— Start DATASET CONTENT —

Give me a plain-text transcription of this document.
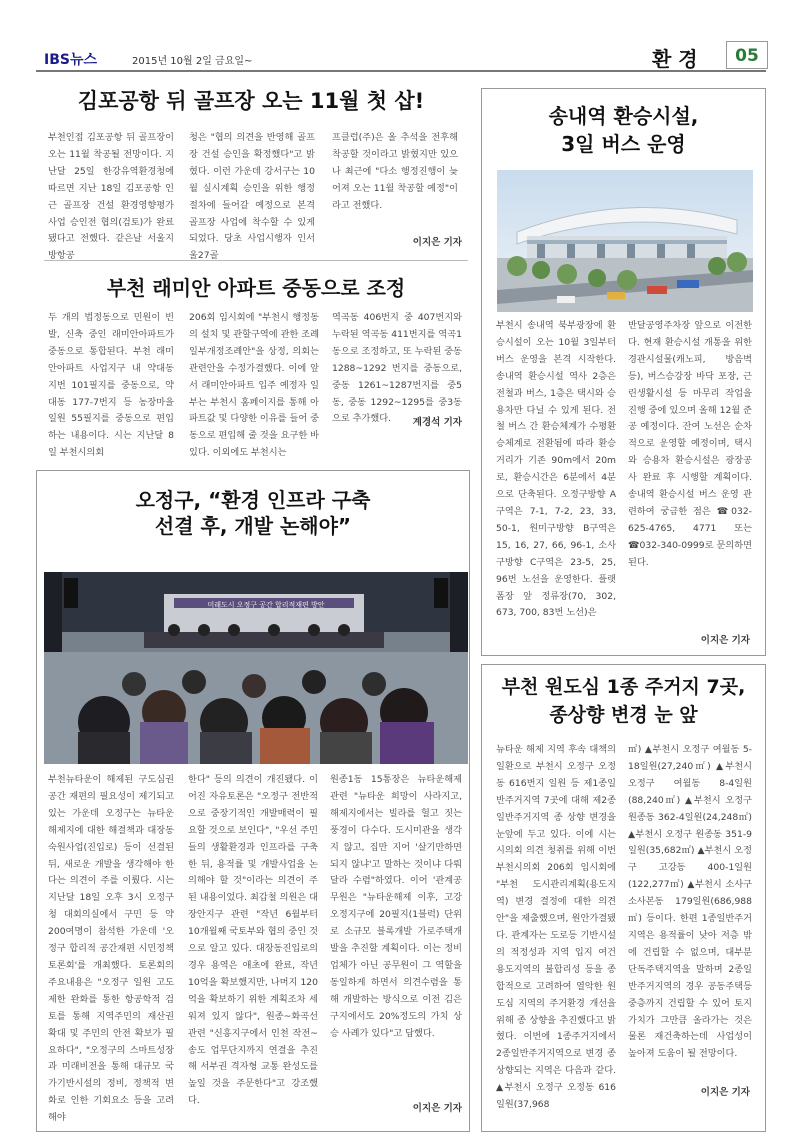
IBS뉴스	2015년 10월 2일 금요일~	환 경	05
김포공항 뒤 골프장 오는 11월 첫 삽!
부천인접 김포공항 뒤 골프장이 오는 11월 착공될 전망이다. 지난달 25일 한강유역환경청에 따르면 지난 18일 김포공항 인근 골프장 건설 환경영향평가 사업 승인전 협의(검토)가 완료됐다고 전했다. 같은날 서울지방항공
청은 "협의 의견을 반영해 골프장 건설 승인을 확정했다"고 밝혔다. 이런 가운데 강서구는 10월 실시계획 승인을 위한 행정절차에 들어갈 예정으로 본격 골프장 사업에 착수할 수 있게 되었다. 당초 사업시행자 인서울27골
프클럽(주)은 올 추석을 전후해 착공할 것이라고 밝혔지만 있으나 최근에 "다소 행정진행이 늦어져 오는 11월 착공할 예정"이라고 전했다.
이지은 기자
부천 래미안 아파트 중동으로 조정
두 개의 법정동으로 민원이 빈발, 신축 중인 래미안아파트가 중동으로 통합된다. 부천 래미안아파트 사업지구 내 약대동 지번 101필지를 중동으로, 약대동 177-7번지 등 농장마을 일원 55필지를 중동으로 편입하는 내용이다. 시는 지난달 8일 부천시의회
206회 임시회에 "부천시 행정동의 설치 및 관할구역에 관한 조례 일부개정조례안"을 상정, 의회는 관련안을 수정가결했다. 이에 앞서 래미안아파트 입주 예정자 일부는 부천시 홈페이지를 통해 아파트값 및 다양한 이유를 들어 중동으로 편입해 줄 것을 요구한 바 있다. 이외에도 부천시는
역곡동 406번지 중 407번지와 누락된 역곡동 411번지를 역곡1동으로 조정하고, 또 누락된 중동 1288~1292 번지를 중동으로, 중동 1261~1287번지를 중5동, 중동 1292~1295를 중3동으로 추가했다.	계경석 기자
오정구, “환경 인프라 구축
선결 후, 개발 논해야”
미래도시 오정구 공간 합리적재편 방안
부천뉴타운이 해제된 구도심권 공간 재편의 필요성이 제기되고 있는 가운데 오정구는 뉴타운 해제지에 대한 해결책과 대장동숙원사업(진입로) 등이 선결된 뒤, 새로운 개발을 생각해야 한다는 의견이 주를 이뤘다. 시는 지난달 18일 오후 3시 오정구청 대회의실에서 구민 등 약 200여명이 참석한 가운데 '오정구 합리적 공간재편 시민정책 토론회'를 개최했다. 토론회의 주요내용은 "오정구 일원 고도제한 완화를 통한 항공학적 검토를 통해 지역주민의 재산권 확대 및 주민의 안전 확보가 필요하다", "오정구의 스마트성장과 미래비전을 통해 대규모 국가기반시설의 정비, 정책적 변화로 인한 기회요소 등을 고려해야
한다" 등의 의견이 개진됐다. 이어진 자유토론은 "오정구 전반적으로 중장기적인 개발매력이 필요할 것으로 보인다", "우선 주민들의 생활환경과 인프라를 구축한 뒤, 용적률 및 개발사업을 논의해야 할 것"이라는 의견이 주된 내용이었다. 최갑철 의원은 대장안지구 관련 "작년 6월부터 10개월째 국토부와 협의 중인 것으로 알고 있다. 대장동진입로의 경우 용역은 애초에 완료, 작년 10억을 확보했지만, 나머지 120억을 확보하기 위한 계획조차 세워져 있지 않다", 원종~화곡선 관련 "신흥지구에서 인천 작전~송도 업무단지까지 연결을 추진해 서부권 격자형 교통 완성도를 높일 것을 주문한다"고 강조했다.
원종1동 15통장은 뉴타운해제 관련 "뉴타운 희망이 사라지고, 해제지에서는 빌라를 헐고 짓는 풍경이 다수다. 도시미관을 생각지 않고, 집만 지어 '살기만하면 되지 않냐'고 말하는 것이냐 다뤄달라 수렴"하였다. 이어 '관계공무원은 "뉴타운해제 이후, 고강 오정지구에 20필지(1블럭) 단위로 소규모 블록개발 가로주택개발을 추진할 계획이다. 이는 정비업체가 아닌 공무원이 그 역할을 동일하게 하면서 의견수렴을 통해 개발하는 방식으로 이전 김은구지에서도 20%정도의 가치 상승 사례가 있다"고 답했다.
이지은 기자
송내역 환승시설,
3일 버스 운영
부천시 송내역 북부광장에 환승시설이 오는 10월 3일부터 버스 운영을 본격 시작한다. 송내역 환승시설 역사 2층은 전철과 버스, 1층은 택시와 승용차만 다닐 수 있게 된다. 전철 버스 간 환승체계가 수평환승체계로 전환됨에 따라 환승거리가 기존 90m에서 20m로, 환승시간은 6분에서 4분으로 단축된다. 오정구방향 A구역은 7-1, 7-2, 23, 33, 50-1, 원미구방향 B구역은 15, 16, 27, 66, 96-1, 소사구방향 C구역은 23-5, 25, 96번 노선을 운영한다. 플랫폼장 앞 정류장(70, 302, 673, 700, 83번 노선)은
반달공영주차장 앞으로 이전한다. 현재 환승시설 개통을 위한 경관시설물(캐노피, 방음벽 등), 버스승강장 바닥 포장, 근린생활시설 등 마무리 작업을 진행 중에 있으며 올해 12월 준공 예정이다. 잔여 노선은 순차적으로 운영할 예정이며, 택시와 승용차 환승시설은 광장공사 완료 후 시행할 계획이다. 송내역 환승시설 버스 운영 관련하여 궁금한 점은 ☎032-625-4765, 4771 또는 ☎032-340-0999로 문의하면 된다.
이지은 기자
부천 원도심 1종 주거지 7곳,
종상향 변경 눈 앞
뉴타운 해제 지역 후속 대책의 일환으로 부천시 오정구 오정동 616번지 일원 등 제1종일반주거지역 7곳에 대해 제2종일반주거지역 종 상향 변경을 눈앞에 두고 있다. 이에 시는 시의회 의견 청취를 위해 이번 부천시의회 206회 임시회에 "부천 도시관리계획(용도지역) 변경 결정에 대한 의견안"을 제출했으며, 원안가결됐다. 관계자는 도로등 기반시설의 적정성과 지역 입지 여건 용도지역의 불합리성 등을 종합적으로 고려하여 열악한 원도심 지역의 주거환경 개선을 위해 종 상향을 추진했다고 밝혔다. 이번에 1종주거지에서 2종일반주거지역으로 변경 종 상향되는 지역은 다음과 같다. ▲부천시 오정구 오정동 616일원(37,968
㎡) ▲부천시 오정구 여월동 5-18일원(27,240㎡) ▲부천시 오정구 여월동 8-4일원(88,240㎡) ▲부천시 오정구 원종동 362-4일원(24,248㎡) ▲부천시 오정구 원종동 351-9일원(35,682㎡) ▲부천시 오정구 고강동 400-1일원(122,277㎡) ▲부천시 소사구 소사본동 179일원(686,988㎡) 등이다. 한편 1종일반주거지역은 용적률이 낮아 저층 밖에 건립할 수 없으며, 대부분 단독주택지역을 말하며 2종일반주거지역의 경우 공동주택등 중층까지 건립할 수 있어 토지 가치가 그만큼 올라가는 것은 물론 재건축하는데 사업성이 높아져 도움이 될 전망이다.
이지은 기자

— End DATASET CONTENT —

> INSTRUCTIONS TO FOLLOW:
Reply with only the number of lines in the entries that contain the word "래미안아파트".

> RESULT OF THIS EXERCISE:
2